**ROWS**
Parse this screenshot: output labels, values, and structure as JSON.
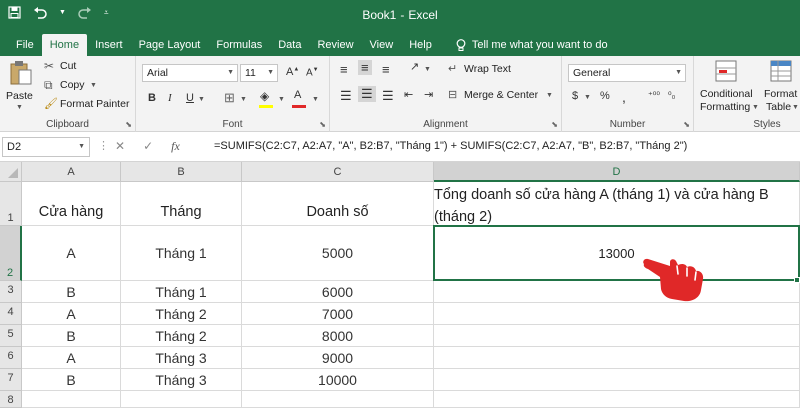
{
  "window": {
    "title": "Book1",
    "separator": "-",
    "app_name": "Excel"
  },
  "tabs": [
    {
      "label": "File",
      "active": false
    },
    {
      "label": "Home",
      "active": true
    },
    {
      "label": "Insert",
      "active": false
    },
    {
      "label": "Page Layout",
      "active": false
    },
    {
      "label": "Formulas",
      "active": false
    },
    {
      "label": "Data",
      "active": false
    },
    {
      "label": "Review",
      "active": false
    },
    {
      "label": "View",
      "active": false
    },
    {
      "label": "Help",
      "active": false
    }
  ],
  "tell_me": "Tell me what you want to do",
  "ribbon": {
    "clipboard": {
      "paste": "Paste",
      "cut": "Cut",
      "copy": "Copy",
      "format_painter": "Format Painter",
      "label": "Clipboard"
    },
    "font": {
      "name": "Arial",
      "size": "11",
      "label": "Font"
    },
    "alignment": {
      "wrap_text": "Wrap Text",
      "merge_center": "Merge & Center",
      "label": "Alignment"
    },
    "number": {
      "format": "General",
      "label": "Number"
    },
    "styles": {
      "conditional": "Conditional",
      "formatting": "Formatting",
      "format_as": "Format a",
      "table": "Table",
      "label": "Styles"
    }
  },
  "formula_bar": {
    "name_box": "D2",
    "formula": "=SUMIFS(C2:C7, A2:A7, \"A\", B2:B7, \"Tháng 1\") + SUMIFS(C2:C7, A2:A7, \"B\", B2:B7, \"Tháng 2\")"
  },
  "sheet": {
    "columns": [
      "A",
      "B",
      "C",
      "D"
    ],
    "rows": [
      "1",
      "2",
      "3",
      "4",
      "5",
      "6",
      "7",
      "8"
    ],
    "header": [
      "Cửa hàng",
      "Tháng",
      "Doanh số"
    ],
    "d1_line1": "Tổng doanh số cửa hàng A (tháng 1) và cửa hàng B",
    "d1_line2": "(tháng 2)",
    "data": [
      [
        "A",
        "Tháng 1",
        "5000",
        "13000"
      ],
      [
        "B",
        "Tháng 1",
        "6000",
        ""
      ],
      [
        "A",
        "Tháng 2",
        "7000",
        ""
      ],
      [
        "B",
        "Tháng 2",
        "8000",
        ""
      ],
      [
        "A",
        "Tháng 3",
        "9000",
        ""
      ],
      [
        "B",
        "Tháng 3",
        "10000",
        ""
      ]
    ],
    "selected_cell": "D2"
  },
  "colors": {
    "accent": "#217346",
    "pointer": "#e02828"
  }
}
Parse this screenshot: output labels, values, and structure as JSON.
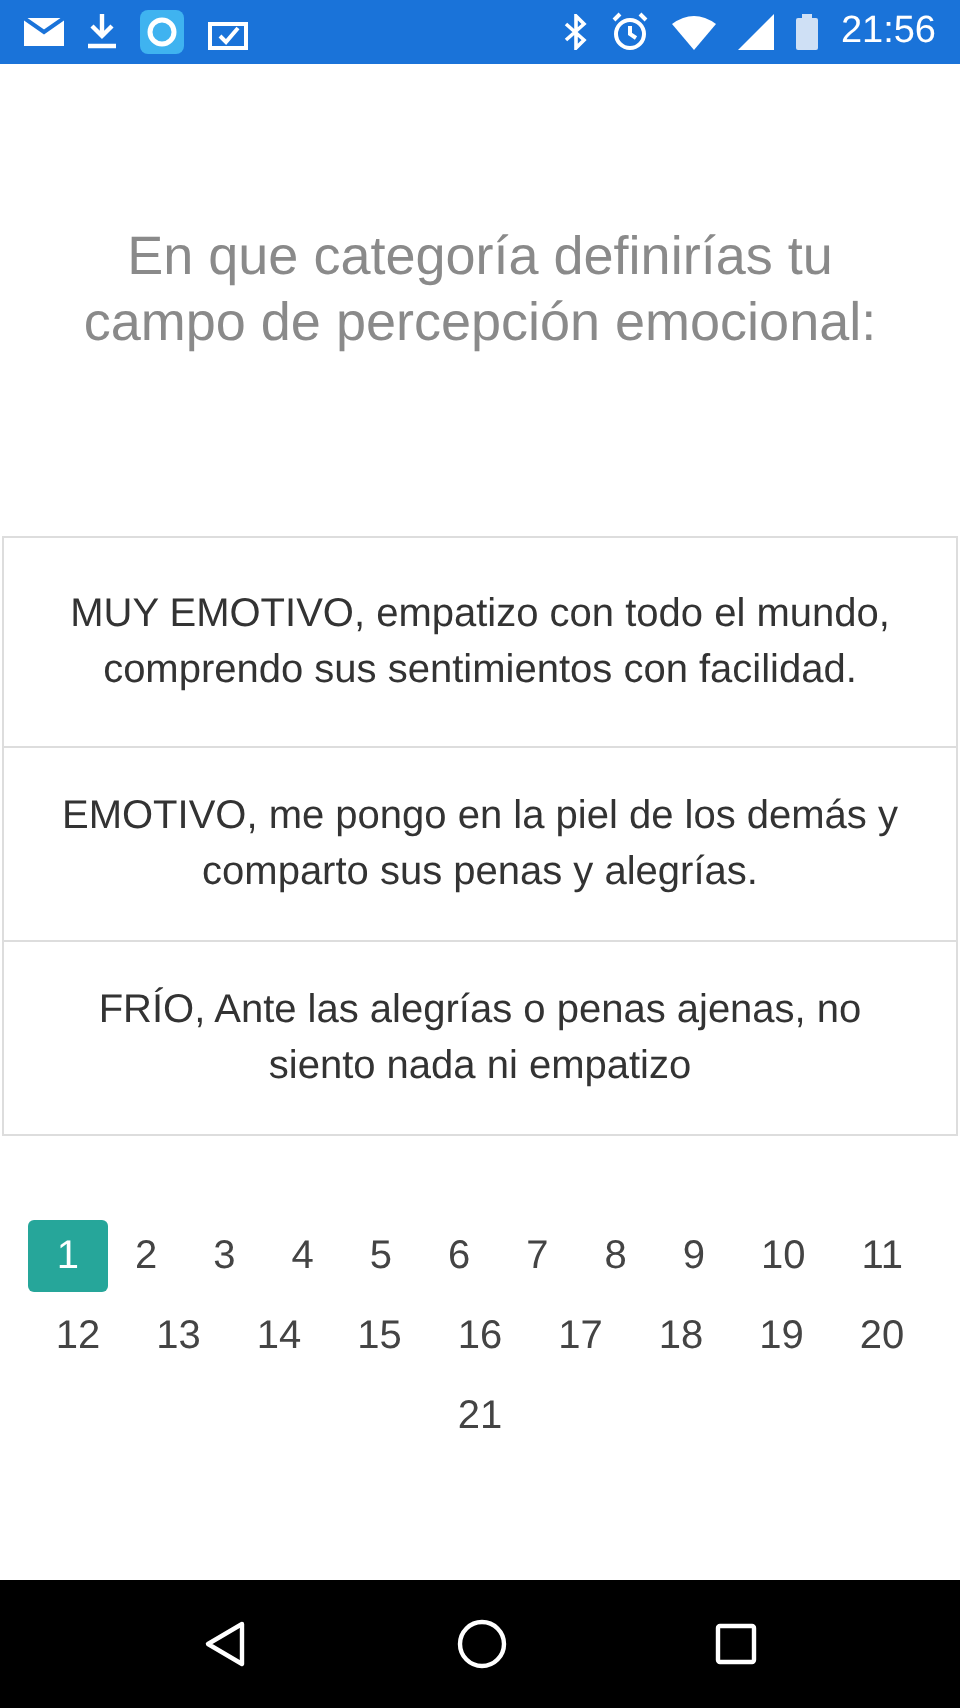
{
  "status_bar": {
    "time": "21:56"
  },
  "question": "En que categoría definirías tu campo de percepción emocional:",
  "options": [
    {
      "text": "MUY EMOTIVO, empatizo con todo el mundo, comprendo sus sentimientos con facilidad."
    },
    {
      "text": "EMOTIVO, me pongo en la piel de los demás y comparto sus penas y alegrías."
    },
    {
      "text": "FRÍO, Ante las alegrías o penas ajenas, no siento nada ni empatizo"
    }
  ],
  "pages": [
    {
      "label": "1",
      "selected": true
    },
    {
      "label": "2",
      "selected": false
    },
    {
      "label": "3",
      "selected": false
    },
    {
      "label": "4",
      "selected": false
    },
    {
      "label": "5",
      "selected": false
    },
    {
      "label": "6",
      "selected": false
    },
    {
      "label": "7",
      "selected": false
    },
    {
      "label": "8",
      "selected": false
    },
    {
      "label": "9",
      "selected": false
    },
    {
      "label": "10",
      "selected": false
    },
    {
      "label": "11",
      "selected": false
    },
    {
      "label": "12",
      "selected": false
    },
    {
      "label": "13",
      "selected": false
    },
    {
      "label": "14",
      "selected": false
    },
    {
      "label": "15",
      "selected": false
    },
    {
      "label": "16",
      "selected": false
    },
    {
      "label": "17",
      "selected": false
    },
    {
      "label": "18",
      "selected": false
    },
    {
      "label": "19",
      "selected": false
    },
    {
      "label": "20",
      "selected": false
    },
    {
      "label": "21",
      "selected": false
    }
  ]
}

**PROBLEM**
Leave the pictures out, and transcribe each of the records exactly.

**CORRECT RESPONSE**
Parse this screenshot: output labels, values, and structure as JSON.
{
  "window": {
    "title": "Book1",
    "separator": "-",
    "app_name": "Excel"
  },
  "tabs": [
    {
      "label": "File",
      "active": false
    },
    {
      "label": "Home",
      "active": true
    },
    {
      "label": "Insert",
      "active": false
    },
    {
      "label": "Page Layout",
      "active": false
    },
    {
      "label": "Formulas",
      "active": false
    },
    {
      "label": "Data",
      "active": false
    },
    {
      "label": "Review",
      "active": false
    },
    {
      "label": "View",
      "active": false
    },
    {
      "label": "Help",
      "active": false
    }
  ],
  "tell_me": "Tell me what you want to do",
  "ribbon": {
    "clipboard": {
      "paste": "Paste",
      "cut": "Cut",
      "copy": "Copy",
      "format_painter": "Format Painter",
      "label": "Clipboard"
    },
    "font": {
      "name": "Arial",
      "size": "11",
      "label": "Font"
    },
    "alignment": {
      "wrap_text": "Wrap Text",
      "merge_center": "Merge & Center",
      "label": "Alignment"
    },
    "number": {
      "format": "General",
      "label": "Number"
    },
    "styles": {
      "conditional": "Conditional",
      "formatting": "Formatting",
      "format_as": "Format a",
      "table": "Table",
      "label": "Styles"
    }
  },
  "formula_bar": {
    "name_box": "D2",
    "formula": "=SUMIFS(C2:C7, A2:A7, \"A\", B2:B7, \"Tháng 1\") + SUMIFS(C2:C7, A2:A7, \"B\", B2:B7, \"Tháng 2\")"
  },
  "sheet": {
    "columns": [
      "A",
      "B",
      "C",
      "D"
    ],
    "rows": [
      "1",
      "2",
      "3",
      "4",
      "5",
      "6",
      "7",
      "8"
    ],
    "header": [
      "Cửa hàng",
      "Tháng",
      "Doanh số"
    ],
    "d1_line1": "Tổng doanh số cửa hàng A (tháng 1) và cửa hàng B",
    "d1_line2": "(tháng 2)",
    "data": [
      [
        "A",
        "Tháng 1",
        "5000",
        "13000"
      ],
      [
        "B",
        "Tháng 1",
        "6000",
        ""
      ],
      [
        "A",
        "Tháng 2",
        "7000",
        ""
      ],
      [
        "B",
        "Tháng 2",
        "8000",
        ""
      ],
      [
        "A",
        "Tháng 3",
        "9000",
        ""
      ],
      [
        "B",
        "Tháng 3",
        "10000",
        ""
      ]
    ],
    "selected_cell": "D2"
  },
  "colors": {
    "accent": "#217346",
    "pointer": "#e02828"
  }
}
Parse this screenshot: output labels, values, and structure as JSON.
{
  "status_bar": {
    "time": "21:56"
  },
  "question": "En que categoría definirías tu campo de percepción emocional:",
  "options": [
    {
      "text": "MUY EMOTIVO, empatizo con todo el mundo, comprendo sus sentimientos con facilidad."
    },
    {
      "text": "EMOTIVO, me pongo en la piel de los demás y comparto sus penas y alegrías."
    },
    {
      "text": "FRÍO, Ante las alegrías o penas ajenas, no siento nada ni empatizo"
    }
  ],
  "pages": [
    {
      "label": "1",
      "selected": true
    },
    {
      "label": "2",
      "selected": false
    },
    {
      "label": "3",
      "selected": false
    },
    {
      "label": "4",
      "selected": false
    },
    {
      "label": "5",
      "selected": false
    },
    {
      "label": "6",
      "selected": false
    },
    {
      "label": "7",
      "selected": false
    },
    {
      "label": "8",
      "selected": false
    },
    {
      "label": "9",
      "selected": false
    },
    {
      "label": "10",
      "selected": false
    },
    {
      "label": "11",
      "selected": false
    },
    {
      "label": "12",
      "selected": false
    },
    {
      "label": "13",
      "selected": false
    },
    {
      "label": "14",
      "selected": false
    },
    {
      "label": "15",
      "selected": false
    },
    {
      "label": "16",
      "selected": false
    },
    {
      "label": "17",
      "selected": false
    },
    {
      "label": "18",
      "selected": false
    },
    {
      "label": "19",
      "selected": false
    },
    {
      "label": "20",
      "selected": false
    },
    {
      "label": "21",
      "selected": false
    }
  ]
}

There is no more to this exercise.